— OBJECTIVE —
List all lines of the data that include the string "plain".

— DATASET ENTRIES —
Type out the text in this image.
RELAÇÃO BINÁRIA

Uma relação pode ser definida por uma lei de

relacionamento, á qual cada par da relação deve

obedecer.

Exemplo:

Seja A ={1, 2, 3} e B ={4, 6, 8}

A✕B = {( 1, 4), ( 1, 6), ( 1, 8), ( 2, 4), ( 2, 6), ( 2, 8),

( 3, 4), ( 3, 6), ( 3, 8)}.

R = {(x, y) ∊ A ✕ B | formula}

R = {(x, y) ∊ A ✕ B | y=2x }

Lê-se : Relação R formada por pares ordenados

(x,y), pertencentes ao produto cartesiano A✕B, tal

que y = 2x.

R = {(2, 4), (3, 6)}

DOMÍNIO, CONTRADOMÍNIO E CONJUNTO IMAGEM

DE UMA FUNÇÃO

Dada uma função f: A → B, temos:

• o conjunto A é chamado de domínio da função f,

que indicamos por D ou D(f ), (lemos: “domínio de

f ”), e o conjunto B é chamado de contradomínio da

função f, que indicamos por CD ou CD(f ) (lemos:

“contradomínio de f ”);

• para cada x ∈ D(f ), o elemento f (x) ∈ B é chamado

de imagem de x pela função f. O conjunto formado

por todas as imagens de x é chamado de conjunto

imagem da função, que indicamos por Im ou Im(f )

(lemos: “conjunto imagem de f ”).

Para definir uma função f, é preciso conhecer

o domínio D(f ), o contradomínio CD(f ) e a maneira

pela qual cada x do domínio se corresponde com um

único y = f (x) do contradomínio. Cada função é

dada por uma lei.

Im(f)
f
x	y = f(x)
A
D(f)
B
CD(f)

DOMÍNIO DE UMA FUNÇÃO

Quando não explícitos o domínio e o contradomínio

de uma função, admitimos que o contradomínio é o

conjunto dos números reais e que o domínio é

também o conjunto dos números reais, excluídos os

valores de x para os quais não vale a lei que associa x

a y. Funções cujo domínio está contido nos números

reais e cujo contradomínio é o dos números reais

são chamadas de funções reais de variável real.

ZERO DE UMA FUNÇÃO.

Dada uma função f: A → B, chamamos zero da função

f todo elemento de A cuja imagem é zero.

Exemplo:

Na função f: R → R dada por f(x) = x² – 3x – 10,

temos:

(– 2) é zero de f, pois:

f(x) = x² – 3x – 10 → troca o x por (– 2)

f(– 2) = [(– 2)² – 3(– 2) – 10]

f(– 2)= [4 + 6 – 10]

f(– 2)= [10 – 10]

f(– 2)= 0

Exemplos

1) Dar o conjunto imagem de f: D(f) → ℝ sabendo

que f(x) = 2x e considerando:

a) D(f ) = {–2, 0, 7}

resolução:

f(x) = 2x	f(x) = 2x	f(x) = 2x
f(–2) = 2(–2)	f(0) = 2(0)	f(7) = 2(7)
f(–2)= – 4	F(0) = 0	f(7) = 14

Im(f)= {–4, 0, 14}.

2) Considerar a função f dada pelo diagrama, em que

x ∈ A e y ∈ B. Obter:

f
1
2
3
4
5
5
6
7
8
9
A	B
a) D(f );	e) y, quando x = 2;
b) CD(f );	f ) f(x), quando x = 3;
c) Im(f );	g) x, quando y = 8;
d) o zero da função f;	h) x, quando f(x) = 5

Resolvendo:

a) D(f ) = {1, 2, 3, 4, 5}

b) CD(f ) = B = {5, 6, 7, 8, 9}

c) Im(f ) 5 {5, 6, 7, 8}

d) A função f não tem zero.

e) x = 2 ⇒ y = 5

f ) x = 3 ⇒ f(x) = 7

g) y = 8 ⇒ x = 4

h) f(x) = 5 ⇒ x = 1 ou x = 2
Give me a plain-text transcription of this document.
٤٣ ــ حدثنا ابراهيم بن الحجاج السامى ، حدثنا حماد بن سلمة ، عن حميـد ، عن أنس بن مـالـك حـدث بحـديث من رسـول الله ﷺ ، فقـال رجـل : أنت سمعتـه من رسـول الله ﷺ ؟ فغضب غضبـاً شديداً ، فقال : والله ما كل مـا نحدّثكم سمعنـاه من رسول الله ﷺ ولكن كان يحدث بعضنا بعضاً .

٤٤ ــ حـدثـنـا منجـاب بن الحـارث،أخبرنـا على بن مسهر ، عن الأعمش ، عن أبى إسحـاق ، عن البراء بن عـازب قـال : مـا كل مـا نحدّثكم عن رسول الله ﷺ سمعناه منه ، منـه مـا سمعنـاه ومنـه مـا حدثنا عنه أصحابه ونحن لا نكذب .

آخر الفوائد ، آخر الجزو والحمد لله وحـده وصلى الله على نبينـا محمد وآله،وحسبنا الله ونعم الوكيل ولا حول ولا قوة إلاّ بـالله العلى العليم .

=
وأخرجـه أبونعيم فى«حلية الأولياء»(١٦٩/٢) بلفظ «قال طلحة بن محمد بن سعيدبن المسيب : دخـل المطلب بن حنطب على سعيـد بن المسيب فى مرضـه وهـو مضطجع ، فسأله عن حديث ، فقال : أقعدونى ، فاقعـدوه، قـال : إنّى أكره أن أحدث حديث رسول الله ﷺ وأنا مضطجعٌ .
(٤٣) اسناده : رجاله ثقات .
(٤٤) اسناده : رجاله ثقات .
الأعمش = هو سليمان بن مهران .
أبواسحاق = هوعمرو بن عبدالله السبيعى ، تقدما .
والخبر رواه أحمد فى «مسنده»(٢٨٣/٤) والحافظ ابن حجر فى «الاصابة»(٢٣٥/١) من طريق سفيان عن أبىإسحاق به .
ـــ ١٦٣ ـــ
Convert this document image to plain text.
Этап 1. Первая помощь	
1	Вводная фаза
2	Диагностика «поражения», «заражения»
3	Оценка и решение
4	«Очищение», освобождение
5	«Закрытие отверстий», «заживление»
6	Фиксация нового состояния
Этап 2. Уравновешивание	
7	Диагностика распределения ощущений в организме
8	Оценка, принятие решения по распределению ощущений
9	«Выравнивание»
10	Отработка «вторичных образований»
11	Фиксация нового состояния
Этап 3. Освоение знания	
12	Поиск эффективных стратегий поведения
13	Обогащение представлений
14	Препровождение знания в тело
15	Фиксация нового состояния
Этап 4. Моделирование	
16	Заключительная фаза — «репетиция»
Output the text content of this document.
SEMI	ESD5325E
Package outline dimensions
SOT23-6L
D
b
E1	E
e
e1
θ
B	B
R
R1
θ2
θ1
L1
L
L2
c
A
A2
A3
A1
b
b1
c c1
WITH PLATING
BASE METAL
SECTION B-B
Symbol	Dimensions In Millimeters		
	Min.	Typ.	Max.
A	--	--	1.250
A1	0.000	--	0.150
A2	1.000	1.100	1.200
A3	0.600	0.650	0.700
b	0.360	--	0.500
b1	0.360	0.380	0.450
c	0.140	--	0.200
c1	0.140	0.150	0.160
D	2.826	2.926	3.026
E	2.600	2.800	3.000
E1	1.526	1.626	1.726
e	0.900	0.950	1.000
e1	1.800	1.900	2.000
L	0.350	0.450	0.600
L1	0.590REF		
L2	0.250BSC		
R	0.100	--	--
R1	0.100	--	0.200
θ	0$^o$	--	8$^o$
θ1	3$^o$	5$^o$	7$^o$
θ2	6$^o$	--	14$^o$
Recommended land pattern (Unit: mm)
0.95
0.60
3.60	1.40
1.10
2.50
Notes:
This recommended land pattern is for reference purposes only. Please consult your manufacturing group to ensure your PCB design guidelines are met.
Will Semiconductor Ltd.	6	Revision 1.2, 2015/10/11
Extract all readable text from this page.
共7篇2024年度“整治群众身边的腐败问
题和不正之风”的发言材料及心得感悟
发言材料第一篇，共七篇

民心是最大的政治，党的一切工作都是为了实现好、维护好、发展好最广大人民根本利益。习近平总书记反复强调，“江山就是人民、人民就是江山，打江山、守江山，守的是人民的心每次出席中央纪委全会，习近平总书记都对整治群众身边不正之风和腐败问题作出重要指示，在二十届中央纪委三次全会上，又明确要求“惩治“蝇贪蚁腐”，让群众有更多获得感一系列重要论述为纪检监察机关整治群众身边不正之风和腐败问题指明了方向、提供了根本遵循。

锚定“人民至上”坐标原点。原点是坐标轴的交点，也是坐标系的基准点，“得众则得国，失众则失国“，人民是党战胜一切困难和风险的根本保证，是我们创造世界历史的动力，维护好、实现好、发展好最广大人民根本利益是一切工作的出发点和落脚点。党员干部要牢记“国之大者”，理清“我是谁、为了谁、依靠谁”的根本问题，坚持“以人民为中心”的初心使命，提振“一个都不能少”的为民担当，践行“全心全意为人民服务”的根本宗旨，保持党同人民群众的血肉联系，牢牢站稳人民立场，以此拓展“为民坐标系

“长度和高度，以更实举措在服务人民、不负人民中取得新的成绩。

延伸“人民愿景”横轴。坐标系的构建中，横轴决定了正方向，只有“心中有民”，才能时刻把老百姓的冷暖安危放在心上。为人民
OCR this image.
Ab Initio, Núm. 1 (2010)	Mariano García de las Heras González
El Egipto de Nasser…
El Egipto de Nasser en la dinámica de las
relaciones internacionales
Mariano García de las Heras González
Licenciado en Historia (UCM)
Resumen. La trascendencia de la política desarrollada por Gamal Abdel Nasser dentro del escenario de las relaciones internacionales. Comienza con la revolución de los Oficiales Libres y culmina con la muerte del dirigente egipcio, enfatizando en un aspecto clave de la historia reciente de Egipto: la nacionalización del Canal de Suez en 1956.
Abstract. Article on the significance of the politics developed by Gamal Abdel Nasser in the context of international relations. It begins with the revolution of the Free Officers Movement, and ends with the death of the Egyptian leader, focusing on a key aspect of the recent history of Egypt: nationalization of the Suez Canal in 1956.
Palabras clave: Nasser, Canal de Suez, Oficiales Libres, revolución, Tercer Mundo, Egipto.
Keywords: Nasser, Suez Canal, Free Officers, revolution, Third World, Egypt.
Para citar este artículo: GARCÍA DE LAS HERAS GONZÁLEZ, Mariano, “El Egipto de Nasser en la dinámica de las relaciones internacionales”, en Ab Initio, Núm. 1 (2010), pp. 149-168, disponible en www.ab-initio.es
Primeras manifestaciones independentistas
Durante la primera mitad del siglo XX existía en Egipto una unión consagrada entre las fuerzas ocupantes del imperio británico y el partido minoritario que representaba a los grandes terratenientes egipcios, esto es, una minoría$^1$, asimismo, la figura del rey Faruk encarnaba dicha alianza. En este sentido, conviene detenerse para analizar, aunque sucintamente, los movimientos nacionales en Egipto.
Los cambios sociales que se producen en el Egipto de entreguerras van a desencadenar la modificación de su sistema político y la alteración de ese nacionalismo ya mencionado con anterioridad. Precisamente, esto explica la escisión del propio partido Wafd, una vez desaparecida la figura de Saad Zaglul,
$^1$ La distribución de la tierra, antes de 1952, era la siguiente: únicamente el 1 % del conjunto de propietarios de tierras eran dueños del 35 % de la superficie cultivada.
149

— SOLUTION FOR THIS TASK —
Give me a plain-text transcription of this document.
Convert this document image to plain text.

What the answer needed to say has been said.